▶

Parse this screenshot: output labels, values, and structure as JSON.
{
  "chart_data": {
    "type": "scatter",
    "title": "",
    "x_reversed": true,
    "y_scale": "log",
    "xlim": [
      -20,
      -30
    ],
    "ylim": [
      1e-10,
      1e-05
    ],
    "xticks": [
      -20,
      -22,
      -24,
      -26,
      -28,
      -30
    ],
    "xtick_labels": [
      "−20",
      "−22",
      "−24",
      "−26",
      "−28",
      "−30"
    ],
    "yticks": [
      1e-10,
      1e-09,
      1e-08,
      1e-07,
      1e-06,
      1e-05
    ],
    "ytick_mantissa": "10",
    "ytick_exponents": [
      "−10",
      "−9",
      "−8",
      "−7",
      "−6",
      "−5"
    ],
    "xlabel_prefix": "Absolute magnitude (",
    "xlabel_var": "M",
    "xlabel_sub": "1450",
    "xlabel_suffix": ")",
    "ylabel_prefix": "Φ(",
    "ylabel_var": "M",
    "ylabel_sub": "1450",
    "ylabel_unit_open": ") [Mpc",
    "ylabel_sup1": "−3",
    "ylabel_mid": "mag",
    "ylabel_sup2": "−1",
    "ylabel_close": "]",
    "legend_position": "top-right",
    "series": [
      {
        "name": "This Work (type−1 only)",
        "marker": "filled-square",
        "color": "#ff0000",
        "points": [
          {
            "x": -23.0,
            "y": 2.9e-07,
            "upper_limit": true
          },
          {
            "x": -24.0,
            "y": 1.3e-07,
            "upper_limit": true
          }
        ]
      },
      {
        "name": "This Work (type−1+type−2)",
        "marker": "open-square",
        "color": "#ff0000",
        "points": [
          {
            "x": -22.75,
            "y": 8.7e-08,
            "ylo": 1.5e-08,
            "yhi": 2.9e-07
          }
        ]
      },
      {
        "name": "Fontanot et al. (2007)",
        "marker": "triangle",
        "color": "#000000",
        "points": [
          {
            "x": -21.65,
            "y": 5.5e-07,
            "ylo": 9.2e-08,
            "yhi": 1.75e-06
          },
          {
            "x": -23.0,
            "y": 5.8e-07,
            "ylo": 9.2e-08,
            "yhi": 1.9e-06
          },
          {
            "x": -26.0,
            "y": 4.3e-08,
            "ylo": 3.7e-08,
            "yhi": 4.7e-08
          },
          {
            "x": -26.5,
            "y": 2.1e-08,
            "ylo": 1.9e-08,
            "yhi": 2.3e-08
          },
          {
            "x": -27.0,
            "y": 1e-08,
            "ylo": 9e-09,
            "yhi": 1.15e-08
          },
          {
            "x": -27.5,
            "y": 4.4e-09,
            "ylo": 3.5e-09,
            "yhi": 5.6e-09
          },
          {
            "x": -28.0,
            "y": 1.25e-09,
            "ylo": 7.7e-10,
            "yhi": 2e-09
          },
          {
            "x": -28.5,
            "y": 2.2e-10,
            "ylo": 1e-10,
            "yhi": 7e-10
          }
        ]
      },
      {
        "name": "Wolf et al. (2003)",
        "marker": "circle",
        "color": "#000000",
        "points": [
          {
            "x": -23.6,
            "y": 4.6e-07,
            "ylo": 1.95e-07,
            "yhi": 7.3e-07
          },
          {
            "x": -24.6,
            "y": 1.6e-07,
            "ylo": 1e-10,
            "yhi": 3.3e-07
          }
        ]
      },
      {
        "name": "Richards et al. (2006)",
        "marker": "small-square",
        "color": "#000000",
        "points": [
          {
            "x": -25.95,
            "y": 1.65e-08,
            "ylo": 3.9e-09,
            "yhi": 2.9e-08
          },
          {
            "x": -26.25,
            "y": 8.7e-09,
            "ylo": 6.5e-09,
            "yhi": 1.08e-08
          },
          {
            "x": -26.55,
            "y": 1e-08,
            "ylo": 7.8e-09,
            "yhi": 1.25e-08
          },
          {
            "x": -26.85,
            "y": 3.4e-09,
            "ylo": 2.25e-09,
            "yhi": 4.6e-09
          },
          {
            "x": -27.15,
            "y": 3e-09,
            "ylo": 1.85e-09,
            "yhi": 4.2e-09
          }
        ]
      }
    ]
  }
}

◀
▶

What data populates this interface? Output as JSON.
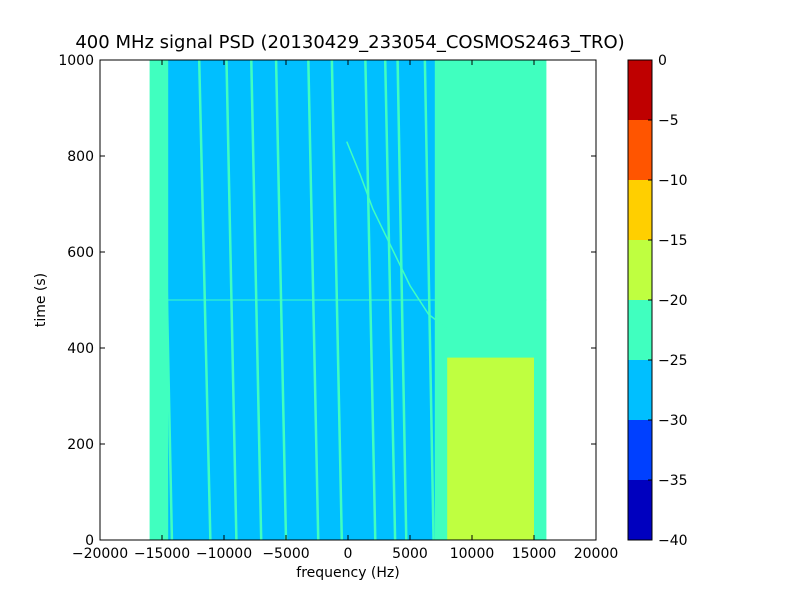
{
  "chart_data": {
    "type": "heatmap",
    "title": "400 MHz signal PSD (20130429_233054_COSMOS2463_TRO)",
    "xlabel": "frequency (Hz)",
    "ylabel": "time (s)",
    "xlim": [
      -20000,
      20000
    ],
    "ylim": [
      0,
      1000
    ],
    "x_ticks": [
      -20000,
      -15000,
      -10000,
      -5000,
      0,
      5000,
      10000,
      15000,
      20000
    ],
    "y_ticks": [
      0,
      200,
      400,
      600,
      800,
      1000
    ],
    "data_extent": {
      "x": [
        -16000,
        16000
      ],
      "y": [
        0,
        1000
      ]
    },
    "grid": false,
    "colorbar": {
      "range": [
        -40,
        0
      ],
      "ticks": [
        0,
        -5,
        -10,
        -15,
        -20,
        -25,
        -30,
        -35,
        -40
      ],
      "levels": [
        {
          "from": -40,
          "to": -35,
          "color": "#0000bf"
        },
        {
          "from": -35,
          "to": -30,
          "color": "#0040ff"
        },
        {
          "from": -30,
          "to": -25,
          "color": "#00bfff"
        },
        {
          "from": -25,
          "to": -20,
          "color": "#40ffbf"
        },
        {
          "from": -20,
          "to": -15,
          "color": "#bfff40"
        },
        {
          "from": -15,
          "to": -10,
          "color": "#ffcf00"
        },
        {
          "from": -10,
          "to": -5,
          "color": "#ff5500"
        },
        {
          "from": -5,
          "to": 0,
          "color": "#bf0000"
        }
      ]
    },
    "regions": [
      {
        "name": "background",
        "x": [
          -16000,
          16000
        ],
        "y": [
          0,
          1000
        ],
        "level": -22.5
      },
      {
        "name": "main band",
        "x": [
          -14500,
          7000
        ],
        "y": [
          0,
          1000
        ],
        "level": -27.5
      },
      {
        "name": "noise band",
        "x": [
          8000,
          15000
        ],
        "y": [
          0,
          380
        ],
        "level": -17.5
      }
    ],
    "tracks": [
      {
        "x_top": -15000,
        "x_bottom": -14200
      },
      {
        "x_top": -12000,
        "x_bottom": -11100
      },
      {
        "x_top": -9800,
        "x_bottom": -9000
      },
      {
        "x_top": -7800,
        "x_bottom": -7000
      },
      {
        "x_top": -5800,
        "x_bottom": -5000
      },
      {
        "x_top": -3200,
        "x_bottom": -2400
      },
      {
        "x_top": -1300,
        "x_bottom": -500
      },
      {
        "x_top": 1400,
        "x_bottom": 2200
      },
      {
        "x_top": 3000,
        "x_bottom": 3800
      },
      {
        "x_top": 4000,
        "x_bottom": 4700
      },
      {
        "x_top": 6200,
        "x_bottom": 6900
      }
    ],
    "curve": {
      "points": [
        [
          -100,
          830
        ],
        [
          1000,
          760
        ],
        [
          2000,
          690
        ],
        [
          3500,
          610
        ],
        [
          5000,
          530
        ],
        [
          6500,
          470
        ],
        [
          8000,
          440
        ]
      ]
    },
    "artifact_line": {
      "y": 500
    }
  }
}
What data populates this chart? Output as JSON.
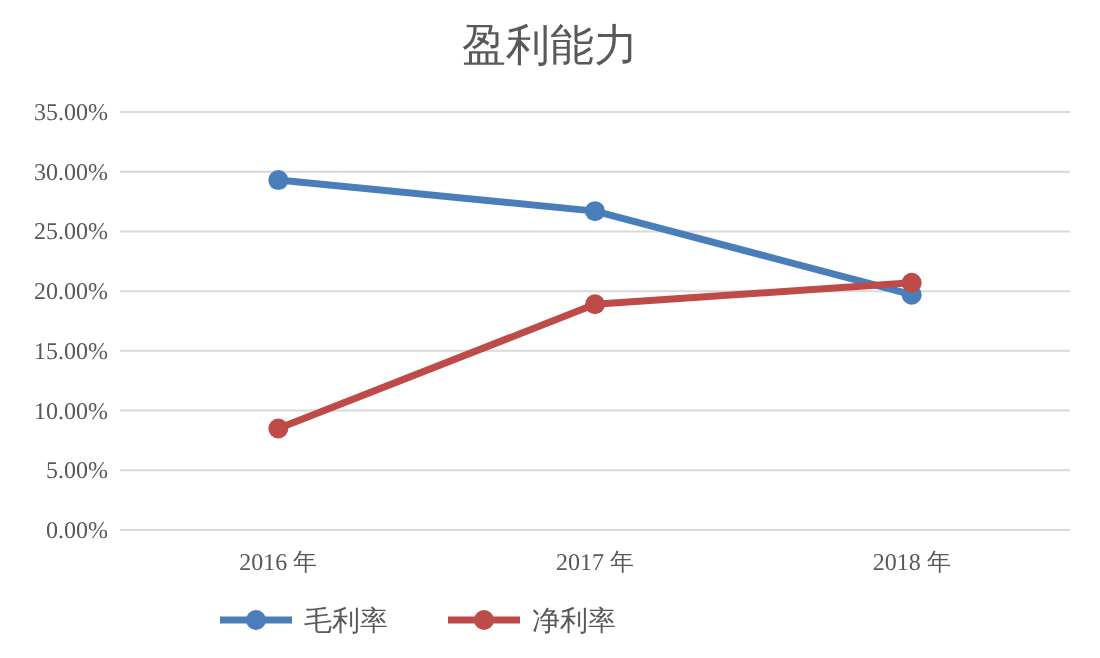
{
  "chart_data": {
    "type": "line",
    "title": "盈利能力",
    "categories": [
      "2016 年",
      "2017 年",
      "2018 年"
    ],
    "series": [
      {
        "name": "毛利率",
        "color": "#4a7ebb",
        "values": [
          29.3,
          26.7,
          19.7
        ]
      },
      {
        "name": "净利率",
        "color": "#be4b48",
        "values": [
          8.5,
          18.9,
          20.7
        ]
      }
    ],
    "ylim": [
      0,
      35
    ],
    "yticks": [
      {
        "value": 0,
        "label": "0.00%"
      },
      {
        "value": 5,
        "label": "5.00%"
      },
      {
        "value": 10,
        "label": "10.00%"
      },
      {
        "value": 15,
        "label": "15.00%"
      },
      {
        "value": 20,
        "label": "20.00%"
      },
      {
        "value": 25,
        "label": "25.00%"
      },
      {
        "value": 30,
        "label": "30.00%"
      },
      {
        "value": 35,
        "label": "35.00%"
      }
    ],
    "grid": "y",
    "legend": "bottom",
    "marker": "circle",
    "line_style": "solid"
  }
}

◀
▶

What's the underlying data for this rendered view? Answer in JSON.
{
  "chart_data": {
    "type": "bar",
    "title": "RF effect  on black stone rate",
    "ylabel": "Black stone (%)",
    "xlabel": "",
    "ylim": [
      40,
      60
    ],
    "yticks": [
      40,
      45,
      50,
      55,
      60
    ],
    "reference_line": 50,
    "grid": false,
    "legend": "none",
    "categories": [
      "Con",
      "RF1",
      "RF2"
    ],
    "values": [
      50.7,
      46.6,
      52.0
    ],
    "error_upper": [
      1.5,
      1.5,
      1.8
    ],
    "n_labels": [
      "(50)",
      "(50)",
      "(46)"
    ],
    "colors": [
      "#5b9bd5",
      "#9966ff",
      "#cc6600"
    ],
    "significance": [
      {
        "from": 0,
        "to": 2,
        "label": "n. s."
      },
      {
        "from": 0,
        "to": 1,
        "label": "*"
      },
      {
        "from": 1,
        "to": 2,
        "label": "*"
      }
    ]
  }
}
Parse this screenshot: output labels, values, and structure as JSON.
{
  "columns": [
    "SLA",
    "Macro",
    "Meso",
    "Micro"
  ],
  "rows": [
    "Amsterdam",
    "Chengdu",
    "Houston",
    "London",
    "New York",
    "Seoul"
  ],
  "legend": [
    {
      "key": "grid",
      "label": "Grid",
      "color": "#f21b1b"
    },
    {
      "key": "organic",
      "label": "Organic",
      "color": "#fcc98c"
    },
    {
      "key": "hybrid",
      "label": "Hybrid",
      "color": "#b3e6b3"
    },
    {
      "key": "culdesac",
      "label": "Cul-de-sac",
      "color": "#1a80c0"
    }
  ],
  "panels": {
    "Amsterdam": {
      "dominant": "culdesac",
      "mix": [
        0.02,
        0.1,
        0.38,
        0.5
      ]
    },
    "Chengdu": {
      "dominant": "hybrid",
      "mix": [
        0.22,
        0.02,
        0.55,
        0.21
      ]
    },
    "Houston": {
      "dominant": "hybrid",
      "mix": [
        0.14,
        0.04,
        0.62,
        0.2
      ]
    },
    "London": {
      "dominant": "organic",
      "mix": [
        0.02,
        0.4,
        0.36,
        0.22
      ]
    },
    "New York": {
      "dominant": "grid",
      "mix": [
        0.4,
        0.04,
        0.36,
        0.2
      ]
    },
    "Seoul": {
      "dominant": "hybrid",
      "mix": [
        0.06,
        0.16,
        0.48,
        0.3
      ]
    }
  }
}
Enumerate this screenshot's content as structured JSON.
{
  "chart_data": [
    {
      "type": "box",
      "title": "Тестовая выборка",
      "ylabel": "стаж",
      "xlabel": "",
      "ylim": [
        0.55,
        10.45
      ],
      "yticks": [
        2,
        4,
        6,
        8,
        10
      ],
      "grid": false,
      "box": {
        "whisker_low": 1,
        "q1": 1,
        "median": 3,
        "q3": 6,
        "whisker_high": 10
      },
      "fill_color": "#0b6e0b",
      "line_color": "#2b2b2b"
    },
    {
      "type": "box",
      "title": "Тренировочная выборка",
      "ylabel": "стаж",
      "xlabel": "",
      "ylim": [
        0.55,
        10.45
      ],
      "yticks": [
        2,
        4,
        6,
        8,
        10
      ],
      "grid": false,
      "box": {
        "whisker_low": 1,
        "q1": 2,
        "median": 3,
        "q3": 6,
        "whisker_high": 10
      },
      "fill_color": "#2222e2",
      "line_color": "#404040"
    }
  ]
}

◀

# DESCRIPTION OF THE TASK
Return all the lines that contain the string "from".

# EXERCISE OUTPUT
          "from": -40,
          "from": -35,
          "from": -30,
          "from": -25,
          "from": -20,
          "from": -15,
          "from": -10,
          "from": -5,
        "from": 0,
        "from": 0,
        "from": 1,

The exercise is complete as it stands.